Transcribe every entry word for word. Skip the pictures.

> [Data for this exercise]:
# # # # #

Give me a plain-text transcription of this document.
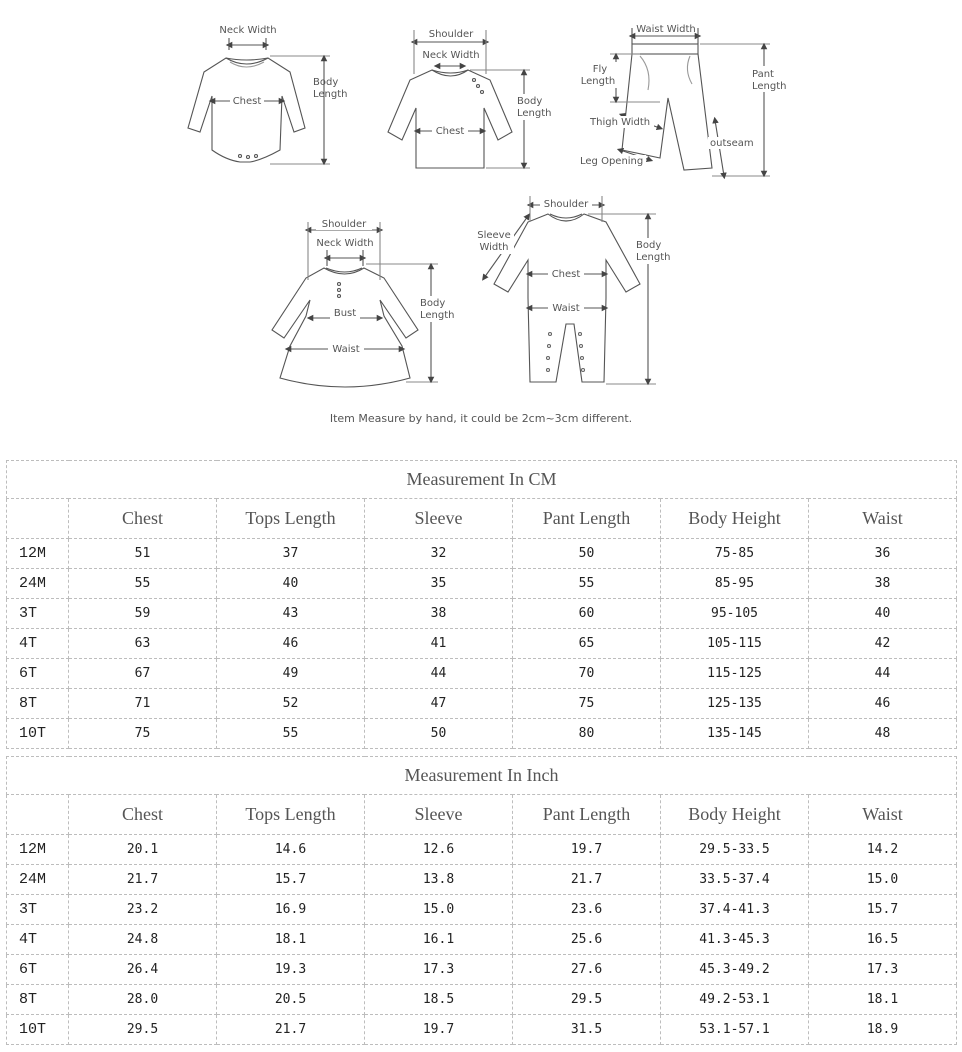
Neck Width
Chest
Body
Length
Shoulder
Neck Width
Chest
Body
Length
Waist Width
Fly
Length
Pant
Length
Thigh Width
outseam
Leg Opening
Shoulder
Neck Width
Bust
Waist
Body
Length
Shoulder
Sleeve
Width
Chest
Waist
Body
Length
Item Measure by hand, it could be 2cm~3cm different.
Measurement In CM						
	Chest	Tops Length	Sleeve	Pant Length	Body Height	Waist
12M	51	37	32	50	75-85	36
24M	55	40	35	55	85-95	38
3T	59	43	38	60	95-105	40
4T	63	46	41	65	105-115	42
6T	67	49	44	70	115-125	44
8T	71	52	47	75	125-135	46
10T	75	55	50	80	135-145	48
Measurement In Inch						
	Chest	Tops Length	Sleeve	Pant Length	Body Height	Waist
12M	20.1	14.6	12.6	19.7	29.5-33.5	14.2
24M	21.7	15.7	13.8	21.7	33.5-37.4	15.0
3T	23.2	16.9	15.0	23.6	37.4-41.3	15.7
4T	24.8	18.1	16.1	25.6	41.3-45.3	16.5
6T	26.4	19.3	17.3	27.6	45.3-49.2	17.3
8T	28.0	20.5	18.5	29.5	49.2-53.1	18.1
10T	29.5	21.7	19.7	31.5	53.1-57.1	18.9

# # # # #

> [Problem solution]:
Give me a plain-text transcription of this document.
Neck Width
Chest
Body
Length
Shoulder
Neck Width
Chest
Body
Length
Waist Width
Fly
Length
Pant
Length
Thigh Width
outseam
Leg Opening
Shoulder
Neck Width
Bust
Waist
Body
Length
Shoulder
Sleeve
Width
Chest
Waist
Body
Length
Item Measure by hand, it could be 2cm~3cm different.
Measurement In CM						
	Chest	Tops Length	Sleeve	Pant Length	Body Height	Waist
12M	51	37	32	50	75-85	36
24M	55	40	35	55	85-95	38
3T	59	43	38	60	95-105	40
4T	63	46	41	65	105-115	42
6T	67	49	44	70	115-125	44
8T	71	52	47	75	125-135	46
10T	75	55	50	80	135-145	48
Measurement In Inch						
	Chest	Tops Length	Sleeve	Pant Length	Body Height	Waist
12M	20.1	14.6	12.6	19.7	29.5-33.5	14.2
24M	21.7	15.7	13.8	21.7	33.5-37.4	15.0
3T	23.2	16.9	15.0	23.6	37.4-41.3	15.7
4T	24.8	18.1	16.1	25.6	41.3-45.3	16.5
6T	26.4	19.3	17.3	27.6	45.3-49.2	17.3
8T	28.0	20.5	18.5	29.5	49.2-53.1	18.1
10T	29.5	21.7	19.7	31.5	53.1-57.1	18.9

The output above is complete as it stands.